(Dataset records)

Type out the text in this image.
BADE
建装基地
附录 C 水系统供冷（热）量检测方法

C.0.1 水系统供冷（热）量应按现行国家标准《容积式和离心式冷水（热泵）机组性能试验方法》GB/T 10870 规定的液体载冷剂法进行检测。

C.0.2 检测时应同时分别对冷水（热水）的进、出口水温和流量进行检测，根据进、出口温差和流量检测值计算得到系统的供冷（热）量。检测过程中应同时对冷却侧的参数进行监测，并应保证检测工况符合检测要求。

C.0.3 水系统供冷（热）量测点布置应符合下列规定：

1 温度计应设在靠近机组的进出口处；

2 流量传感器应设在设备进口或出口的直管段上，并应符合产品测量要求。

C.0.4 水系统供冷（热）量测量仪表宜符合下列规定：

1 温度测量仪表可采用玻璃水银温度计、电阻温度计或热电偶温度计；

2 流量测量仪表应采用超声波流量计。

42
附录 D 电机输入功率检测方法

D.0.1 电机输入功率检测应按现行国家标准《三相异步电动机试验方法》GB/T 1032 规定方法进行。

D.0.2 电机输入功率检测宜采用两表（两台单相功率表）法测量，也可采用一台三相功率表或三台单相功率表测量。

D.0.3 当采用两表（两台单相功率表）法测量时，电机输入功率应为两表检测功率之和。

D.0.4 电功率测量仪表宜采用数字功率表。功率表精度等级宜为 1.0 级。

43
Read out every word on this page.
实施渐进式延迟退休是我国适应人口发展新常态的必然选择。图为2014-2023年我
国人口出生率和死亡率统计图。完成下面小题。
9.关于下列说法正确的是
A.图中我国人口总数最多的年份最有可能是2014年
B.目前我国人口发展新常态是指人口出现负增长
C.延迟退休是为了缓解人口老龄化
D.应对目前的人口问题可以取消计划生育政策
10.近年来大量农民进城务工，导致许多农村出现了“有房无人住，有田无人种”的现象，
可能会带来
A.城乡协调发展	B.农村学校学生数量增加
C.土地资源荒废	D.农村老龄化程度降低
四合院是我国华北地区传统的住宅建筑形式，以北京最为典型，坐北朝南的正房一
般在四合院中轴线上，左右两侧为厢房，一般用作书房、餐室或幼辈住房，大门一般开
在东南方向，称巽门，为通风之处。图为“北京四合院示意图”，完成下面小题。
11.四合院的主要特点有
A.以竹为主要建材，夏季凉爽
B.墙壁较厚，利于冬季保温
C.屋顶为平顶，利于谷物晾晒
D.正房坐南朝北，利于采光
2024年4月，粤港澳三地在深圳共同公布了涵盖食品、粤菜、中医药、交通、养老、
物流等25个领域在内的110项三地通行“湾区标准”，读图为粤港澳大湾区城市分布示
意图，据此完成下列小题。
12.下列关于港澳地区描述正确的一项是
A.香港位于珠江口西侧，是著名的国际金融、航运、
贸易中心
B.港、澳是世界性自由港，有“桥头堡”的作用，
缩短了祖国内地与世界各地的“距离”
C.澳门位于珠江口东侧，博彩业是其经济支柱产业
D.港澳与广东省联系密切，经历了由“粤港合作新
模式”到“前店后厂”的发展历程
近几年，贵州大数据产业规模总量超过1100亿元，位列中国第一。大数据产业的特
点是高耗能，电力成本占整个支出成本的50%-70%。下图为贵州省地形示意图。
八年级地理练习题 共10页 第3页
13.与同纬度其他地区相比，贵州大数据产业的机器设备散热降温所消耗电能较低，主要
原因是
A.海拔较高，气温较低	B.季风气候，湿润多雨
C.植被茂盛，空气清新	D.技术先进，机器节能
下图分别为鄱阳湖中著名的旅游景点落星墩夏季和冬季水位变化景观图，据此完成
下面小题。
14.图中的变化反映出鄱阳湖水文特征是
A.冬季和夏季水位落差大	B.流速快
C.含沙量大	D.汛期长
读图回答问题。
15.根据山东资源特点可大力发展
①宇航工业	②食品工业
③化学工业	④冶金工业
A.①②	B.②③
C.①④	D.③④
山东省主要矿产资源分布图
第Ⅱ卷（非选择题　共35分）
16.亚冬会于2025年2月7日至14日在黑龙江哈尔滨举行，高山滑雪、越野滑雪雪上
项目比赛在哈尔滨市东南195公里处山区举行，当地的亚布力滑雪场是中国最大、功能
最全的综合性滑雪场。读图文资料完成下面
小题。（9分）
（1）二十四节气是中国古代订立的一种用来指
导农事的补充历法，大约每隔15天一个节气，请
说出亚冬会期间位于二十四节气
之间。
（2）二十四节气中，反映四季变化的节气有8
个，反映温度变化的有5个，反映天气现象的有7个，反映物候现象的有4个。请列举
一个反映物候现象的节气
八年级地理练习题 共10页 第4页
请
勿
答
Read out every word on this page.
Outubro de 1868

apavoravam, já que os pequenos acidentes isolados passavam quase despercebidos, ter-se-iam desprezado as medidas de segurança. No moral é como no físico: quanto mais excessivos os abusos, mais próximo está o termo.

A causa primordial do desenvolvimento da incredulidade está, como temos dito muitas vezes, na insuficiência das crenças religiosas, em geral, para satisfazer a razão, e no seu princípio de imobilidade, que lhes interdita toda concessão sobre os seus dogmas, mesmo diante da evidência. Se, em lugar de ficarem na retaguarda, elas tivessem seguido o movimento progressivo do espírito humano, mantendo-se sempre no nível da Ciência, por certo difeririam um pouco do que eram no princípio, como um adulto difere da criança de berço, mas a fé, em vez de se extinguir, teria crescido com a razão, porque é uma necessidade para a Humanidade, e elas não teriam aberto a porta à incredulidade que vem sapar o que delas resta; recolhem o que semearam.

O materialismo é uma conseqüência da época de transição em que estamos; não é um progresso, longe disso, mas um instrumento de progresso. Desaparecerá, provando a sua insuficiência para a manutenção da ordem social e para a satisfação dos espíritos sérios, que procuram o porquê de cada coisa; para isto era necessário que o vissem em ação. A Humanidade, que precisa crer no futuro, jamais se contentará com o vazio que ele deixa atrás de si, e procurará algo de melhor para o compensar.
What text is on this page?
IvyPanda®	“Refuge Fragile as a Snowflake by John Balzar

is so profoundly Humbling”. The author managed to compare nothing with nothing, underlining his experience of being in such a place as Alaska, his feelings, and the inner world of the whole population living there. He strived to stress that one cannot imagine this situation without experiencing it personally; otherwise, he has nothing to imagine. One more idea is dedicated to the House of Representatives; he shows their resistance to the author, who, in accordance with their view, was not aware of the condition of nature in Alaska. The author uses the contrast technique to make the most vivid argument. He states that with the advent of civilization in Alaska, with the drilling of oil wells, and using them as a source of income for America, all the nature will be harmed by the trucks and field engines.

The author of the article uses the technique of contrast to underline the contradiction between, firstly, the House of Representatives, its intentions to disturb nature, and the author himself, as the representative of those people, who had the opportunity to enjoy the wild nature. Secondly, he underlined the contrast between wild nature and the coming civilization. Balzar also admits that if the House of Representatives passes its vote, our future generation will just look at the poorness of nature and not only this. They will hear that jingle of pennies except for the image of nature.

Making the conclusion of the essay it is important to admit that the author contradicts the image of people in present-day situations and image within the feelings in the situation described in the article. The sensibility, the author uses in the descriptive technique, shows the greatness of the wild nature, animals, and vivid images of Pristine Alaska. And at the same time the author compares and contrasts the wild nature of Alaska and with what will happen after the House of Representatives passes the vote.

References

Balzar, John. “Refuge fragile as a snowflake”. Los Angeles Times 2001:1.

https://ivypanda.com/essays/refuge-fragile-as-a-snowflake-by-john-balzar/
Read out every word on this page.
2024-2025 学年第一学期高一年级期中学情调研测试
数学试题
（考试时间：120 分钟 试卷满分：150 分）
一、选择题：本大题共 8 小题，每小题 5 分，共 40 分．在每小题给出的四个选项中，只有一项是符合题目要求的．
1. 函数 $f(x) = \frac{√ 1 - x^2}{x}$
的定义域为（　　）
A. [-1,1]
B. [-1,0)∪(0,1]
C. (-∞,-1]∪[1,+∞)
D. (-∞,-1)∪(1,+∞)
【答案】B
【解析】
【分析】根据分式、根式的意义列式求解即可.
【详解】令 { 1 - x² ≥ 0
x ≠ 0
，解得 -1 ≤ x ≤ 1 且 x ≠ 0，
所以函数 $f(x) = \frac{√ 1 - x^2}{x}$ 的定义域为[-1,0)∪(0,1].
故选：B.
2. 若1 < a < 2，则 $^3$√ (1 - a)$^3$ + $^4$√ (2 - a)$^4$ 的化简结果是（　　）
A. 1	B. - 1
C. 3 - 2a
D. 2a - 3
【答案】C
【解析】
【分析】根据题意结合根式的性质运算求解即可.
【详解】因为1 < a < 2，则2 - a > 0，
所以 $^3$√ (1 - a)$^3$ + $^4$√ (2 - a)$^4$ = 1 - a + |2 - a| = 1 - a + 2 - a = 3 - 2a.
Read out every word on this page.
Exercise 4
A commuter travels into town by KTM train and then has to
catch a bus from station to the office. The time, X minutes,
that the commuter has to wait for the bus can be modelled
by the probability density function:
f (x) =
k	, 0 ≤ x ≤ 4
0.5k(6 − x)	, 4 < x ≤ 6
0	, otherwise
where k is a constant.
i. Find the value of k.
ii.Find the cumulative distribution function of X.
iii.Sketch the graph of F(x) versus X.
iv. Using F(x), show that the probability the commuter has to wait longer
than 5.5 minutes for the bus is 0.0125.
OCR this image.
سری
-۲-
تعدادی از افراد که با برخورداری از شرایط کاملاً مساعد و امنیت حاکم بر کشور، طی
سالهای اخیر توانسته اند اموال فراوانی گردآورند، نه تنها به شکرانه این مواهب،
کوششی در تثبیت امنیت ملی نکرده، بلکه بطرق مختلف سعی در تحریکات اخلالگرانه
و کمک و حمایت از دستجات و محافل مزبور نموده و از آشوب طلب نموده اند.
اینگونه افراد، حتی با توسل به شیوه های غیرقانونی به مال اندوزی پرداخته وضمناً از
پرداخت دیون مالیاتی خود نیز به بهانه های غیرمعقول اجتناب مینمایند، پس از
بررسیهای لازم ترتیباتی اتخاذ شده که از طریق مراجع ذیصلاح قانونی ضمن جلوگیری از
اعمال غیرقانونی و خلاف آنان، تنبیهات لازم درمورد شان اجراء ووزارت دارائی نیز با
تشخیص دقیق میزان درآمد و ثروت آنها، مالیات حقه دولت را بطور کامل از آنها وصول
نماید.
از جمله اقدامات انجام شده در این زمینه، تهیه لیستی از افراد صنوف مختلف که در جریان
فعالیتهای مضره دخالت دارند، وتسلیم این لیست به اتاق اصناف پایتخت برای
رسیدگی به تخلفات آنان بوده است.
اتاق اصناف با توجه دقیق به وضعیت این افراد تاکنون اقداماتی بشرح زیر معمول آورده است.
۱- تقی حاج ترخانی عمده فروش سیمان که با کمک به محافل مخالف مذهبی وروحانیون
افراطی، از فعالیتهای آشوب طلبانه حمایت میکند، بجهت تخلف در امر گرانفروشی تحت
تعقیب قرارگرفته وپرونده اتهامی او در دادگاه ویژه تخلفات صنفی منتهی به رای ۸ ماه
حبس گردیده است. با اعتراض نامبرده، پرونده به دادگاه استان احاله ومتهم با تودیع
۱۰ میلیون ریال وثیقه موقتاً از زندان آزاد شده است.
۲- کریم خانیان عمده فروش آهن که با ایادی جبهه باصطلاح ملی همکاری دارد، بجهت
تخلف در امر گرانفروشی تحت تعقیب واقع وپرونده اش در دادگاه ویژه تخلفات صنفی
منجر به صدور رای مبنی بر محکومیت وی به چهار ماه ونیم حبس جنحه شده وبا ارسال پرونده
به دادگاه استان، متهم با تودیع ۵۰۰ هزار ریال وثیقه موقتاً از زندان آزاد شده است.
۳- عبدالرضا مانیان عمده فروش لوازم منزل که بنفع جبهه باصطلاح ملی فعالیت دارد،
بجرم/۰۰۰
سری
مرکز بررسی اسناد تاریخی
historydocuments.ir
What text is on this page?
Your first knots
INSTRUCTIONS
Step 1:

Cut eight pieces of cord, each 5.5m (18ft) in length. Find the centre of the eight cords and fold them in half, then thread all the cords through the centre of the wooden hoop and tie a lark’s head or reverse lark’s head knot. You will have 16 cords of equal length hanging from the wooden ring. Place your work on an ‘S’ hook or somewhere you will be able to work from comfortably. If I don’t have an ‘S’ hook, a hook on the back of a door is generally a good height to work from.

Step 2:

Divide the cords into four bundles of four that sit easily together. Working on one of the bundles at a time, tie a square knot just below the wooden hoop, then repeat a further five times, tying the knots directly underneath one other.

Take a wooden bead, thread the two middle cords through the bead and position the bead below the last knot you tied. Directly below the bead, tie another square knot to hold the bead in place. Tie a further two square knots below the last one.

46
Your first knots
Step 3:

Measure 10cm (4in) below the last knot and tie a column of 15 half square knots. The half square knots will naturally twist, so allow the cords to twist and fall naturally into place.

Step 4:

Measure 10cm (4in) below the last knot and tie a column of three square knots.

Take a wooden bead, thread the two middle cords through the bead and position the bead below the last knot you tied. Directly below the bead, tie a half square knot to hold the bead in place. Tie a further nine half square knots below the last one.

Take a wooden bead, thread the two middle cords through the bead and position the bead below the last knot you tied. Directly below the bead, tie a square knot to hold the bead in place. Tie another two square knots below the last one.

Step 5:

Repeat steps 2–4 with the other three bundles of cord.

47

Stated exercise:
Search the entries for the word "افراد", then list each line that holds it.

Response for this exercise:
تعدادی از افراد که با برخورداری از شرایط کاملاً مساعد و امنیت حاکم بر کشور، طی
اینگونه افراد، حتی با توسل به شیوه های غیرقانونی به مال اندوزی پرداخته وضمناً از
از جمله اقدامات انجام شده در این زمینه، تهیه لیستی از افراد صنوف مختلف که در جریان
اتاق اصناف با توجه دقیق به وضعیت این افراد تاکنون اقداماتی بشرح زیر معمول آورده است.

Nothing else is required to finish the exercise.